▶ WORK REQUIRED
Examine the material below. Gather every line in which the string "liaison" appears.

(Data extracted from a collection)
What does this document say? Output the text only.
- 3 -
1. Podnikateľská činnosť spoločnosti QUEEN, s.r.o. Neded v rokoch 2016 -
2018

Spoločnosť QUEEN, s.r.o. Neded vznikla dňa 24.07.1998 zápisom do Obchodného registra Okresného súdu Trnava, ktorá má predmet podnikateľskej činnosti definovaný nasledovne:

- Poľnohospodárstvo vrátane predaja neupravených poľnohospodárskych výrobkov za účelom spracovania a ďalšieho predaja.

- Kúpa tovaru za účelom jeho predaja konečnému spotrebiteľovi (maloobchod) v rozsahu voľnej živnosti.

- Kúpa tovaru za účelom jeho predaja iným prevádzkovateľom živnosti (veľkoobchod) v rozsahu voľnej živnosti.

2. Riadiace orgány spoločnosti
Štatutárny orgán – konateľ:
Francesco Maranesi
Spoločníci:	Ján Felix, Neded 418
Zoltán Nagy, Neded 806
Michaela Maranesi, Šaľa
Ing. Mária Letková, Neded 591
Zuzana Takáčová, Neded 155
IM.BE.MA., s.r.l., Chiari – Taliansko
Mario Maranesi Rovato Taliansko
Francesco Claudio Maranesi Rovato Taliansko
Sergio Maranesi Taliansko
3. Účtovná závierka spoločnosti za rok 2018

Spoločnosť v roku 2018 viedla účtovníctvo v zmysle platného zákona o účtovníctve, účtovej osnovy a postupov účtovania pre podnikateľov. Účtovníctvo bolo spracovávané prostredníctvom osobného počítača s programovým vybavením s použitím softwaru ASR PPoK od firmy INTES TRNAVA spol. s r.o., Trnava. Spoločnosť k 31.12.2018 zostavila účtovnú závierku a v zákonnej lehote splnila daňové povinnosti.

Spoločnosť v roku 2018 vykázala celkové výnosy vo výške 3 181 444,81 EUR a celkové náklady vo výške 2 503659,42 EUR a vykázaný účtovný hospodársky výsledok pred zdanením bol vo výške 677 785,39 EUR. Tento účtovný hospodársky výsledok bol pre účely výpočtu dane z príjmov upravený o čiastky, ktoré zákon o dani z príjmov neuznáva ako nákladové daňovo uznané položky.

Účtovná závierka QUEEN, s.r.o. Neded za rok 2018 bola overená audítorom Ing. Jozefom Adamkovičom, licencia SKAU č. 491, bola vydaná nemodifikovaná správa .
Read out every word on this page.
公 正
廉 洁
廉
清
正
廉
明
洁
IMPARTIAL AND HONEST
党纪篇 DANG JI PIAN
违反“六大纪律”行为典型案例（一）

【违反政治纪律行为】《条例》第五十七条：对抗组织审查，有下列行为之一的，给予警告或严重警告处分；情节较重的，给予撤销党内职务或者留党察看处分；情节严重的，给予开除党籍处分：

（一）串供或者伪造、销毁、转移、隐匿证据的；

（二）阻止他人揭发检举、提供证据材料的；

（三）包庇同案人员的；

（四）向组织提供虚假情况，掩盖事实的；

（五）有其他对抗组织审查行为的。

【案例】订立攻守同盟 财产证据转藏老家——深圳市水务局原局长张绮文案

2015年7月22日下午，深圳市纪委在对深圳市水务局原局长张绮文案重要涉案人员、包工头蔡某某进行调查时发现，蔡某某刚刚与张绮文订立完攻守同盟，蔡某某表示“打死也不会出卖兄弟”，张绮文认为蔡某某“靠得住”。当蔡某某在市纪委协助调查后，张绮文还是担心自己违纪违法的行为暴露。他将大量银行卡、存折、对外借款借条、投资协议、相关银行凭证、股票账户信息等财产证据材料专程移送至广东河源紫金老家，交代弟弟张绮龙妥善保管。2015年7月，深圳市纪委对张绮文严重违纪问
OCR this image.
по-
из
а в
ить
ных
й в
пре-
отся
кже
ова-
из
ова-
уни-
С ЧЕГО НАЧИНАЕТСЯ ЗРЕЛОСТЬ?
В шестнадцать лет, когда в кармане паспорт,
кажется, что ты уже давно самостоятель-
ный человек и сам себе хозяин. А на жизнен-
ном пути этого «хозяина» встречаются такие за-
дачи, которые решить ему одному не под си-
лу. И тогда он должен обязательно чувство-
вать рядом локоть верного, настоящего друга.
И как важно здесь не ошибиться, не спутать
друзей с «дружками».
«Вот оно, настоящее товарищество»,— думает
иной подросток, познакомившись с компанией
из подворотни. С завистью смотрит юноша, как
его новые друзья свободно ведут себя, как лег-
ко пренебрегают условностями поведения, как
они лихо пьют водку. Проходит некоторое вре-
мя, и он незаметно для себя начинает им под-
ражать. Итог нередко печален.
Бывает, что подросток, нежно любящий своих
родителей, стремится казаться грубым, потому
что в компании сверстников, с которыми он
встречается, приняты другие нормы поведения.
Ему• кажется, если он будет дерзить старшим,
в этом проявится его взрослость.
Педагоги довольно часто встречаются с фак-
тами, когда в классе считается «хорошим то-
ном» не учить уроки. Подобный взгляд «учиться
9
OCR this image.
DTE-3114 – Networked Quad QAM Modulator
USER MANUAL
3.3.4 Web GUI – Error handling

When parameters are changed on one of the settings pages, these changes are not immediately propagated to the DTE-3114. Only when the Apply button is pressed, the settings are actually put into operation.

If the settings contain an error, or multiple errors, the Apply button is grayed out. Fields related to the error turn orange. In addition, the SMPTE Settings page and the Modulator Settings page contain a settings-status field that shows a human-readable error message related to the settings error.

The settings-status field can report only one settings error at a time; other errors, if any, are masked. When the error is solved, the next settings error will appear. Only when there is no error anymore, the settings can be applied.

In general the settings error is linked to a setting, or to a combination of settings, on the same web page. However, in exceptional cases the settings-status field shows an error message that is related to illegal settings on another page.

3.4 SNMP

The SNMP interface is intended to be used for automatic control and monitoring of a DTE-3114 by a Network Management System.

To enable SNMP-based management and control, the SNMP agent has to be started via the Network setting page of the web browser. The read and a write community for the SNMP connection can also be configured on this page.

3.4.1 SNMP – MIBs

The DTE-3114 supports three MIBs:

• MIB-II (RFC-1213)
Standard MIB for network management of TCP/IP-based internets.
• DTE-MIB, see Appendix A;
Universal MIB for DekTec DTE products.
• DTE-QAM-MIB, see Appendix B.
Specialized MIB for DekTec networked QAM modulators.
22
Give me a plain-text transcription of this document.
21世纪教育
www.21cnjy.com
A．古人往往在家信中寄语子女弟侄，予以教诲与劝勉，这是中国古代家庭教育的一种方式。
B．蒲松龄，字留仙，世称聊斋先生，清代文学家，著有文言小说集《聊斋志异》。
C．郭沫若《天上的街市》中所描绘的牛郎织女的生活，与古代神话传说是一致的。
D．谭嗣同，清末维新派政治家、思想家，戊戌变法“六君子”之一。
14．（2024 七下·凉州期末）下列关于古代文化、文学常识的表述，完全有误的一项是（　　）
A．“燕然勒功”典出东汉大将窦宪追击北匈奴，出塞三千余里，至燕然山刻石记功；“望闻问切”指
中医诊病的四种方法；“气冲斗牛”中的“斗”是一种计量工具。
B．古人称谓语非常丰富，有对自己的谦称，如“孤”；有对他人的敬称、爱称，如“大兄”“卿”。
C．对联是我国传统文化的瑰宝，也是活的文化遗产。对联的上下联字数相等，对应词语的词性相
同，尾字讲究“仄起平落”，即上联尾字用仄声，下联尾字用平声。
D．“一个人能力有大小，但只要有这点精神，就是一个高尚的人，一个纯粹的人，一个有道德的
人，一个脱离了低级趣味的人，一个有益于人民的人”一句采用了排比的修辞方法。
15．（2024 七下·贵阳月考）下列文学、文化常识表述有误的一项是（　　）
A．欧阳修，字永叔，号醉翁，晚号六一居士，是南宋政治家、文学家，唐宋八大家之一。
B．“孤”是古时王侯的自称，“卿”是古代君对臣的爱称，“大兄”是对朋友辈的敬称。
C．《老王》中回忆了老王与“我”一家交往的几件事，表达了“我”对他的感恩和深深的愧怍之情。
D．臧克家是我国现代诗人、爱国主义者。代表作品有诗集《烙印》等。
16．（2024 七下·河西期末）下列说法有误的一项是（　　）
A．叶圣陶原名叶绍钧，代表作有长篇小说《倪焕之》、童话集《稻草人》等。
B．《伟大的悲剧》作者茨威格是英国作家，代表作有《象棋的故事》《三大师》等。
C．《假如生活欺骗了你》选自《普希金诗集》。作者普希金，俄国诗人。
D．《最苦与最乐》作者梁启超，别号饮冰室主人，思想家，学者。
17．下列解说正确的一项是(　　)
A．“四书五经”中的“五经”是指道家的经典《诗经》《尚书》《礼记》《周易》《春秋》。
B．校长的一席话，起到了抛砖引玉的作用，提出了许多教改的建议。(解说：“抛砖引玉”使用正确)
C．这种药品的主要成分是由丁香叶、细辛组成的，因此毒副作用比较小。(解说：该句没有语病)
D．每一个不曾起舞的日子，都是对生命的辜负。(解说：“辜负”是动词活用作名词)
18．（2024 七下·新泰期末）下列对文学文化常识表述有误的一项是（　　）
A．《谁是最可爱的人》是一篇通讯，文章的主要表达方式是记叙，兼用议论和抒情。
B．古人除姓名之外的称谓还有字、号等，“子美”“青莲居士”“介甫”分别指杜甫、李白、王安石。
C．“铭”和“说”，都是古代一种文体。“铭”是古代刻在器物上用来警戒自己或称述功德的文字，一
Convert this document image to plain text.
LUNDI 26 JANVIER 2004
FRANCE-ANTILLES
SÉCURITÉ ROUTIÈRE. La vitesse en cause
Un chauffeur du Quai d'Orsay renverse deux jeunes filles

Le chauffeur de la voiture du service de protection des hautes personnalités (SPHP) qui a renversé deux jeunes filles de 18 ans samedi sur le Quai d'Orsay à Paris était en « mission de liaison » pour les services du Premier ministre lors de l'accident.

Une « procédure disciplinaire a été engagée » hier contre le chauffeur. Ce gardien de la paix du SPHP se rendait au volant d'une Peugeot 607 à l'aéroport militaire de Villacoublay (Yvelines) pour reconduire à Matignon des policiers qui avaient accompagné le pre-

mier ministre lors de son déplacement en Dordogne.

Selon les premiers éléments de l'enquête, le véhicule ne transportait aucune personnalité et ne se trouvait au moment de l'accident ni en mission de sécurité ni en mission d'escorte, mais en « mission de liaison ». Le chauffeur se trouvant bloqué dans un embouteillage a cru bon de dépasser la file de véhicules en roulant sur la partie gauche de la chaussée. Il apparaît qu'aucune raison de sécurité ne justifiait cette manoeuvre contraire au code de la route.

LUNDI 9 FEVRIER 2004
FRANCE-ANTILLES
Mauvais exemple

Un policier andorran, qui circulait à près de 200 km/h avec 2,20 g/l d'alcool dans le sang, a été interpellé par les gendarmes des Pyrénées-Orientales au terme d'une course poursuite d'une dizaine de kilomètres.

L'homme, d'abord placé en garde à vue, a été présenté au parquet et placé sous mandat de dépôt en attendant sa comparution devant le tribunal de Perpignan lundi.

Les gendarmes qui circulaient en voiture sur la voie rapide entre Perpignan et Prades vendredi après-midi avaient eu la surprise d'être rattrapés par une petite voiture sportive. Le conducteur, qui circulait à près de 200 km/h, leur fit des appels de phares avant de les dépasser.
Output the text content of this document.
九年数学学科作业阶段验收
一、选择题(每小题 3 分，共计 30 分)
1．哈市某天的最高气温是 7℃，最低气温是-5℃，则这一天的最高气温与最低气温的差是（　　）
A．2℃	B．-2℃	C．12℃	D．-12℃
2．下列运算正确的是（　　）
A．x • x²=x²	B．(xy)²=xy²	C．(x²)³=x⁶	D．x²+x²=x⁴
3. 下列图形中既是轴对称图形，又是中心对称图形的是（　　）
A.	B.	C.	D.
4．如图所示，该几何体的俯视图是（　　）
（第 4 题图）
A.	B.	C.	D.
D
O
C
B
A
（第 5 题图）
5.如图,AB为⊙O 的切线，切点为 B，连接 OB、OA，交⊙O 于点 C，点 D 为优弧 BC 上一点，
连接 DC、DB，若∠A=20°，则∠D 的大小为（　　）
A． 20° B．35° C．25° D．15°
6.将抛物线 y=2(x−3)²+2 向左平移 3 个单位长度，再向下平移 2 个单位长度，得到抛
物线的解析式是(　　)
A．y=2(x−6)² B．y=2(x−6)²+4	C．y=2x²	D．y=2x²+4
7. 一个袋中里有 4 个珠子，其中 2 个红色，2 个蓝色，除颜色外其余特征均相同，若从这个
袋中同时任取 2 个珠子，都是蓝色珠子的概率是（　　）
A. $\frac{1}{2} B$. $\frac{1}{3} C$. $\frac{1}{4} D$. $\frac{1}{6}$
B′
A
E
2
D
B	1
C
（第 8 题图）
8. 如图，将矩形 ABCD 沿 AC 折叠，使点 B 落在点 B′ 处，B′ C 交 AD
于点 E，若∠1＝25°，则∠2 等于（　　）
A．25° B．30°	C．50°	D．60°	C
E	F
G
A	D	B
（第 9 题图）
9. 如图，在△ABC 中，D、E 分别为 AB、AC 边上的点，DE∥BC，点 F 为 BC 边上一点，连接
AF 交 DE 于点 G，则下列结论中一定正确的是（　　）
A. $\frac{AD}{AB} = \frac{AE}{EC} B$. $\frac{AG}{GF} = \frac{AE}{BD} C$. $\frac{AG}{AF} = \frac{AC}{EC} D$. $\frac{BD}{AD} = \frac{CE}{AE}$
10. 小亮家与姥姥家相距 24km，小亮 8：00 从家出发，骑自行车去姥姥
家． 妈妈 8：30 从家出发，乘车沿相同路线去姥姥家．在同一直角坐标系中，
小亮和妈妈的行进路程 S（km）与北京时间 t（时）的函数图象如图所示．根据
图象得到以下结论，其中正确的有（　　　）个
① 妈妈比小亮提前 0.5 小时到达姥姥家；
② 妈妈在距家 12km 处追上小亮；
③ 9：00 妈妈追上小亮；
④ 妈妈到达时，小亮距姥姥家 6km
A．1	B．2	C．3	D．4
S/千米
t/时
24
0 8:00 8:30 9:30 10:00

▶ CORRECT RESPONSE
Le chauffeur de la voiture du service de protection des hautes personnalités (SPHP) qui a renversé deux jeunes filles de 18 ans samedi sur le Quai d'Orsay à Paris était en « mission de liaison » pour les services du Premier ministre lors de l'accident.
Selon les premiers éléments de l'enquête, le véhicule ne transportait aucune personnalité et ne se trouvait au moment de l'accident ni en mission de sécurité ni en mission d'escorte, mais en « mission de liaison ». Le chauffeur se trouvant bloqué dans un embouteillage a cru bon de dépasser la file de véhicules en roulant sur la partie gauche de la chaussée. Il apparaît qu'aucune raison de sécurité ne justifiait cette manoeuvre contraire au code de la route.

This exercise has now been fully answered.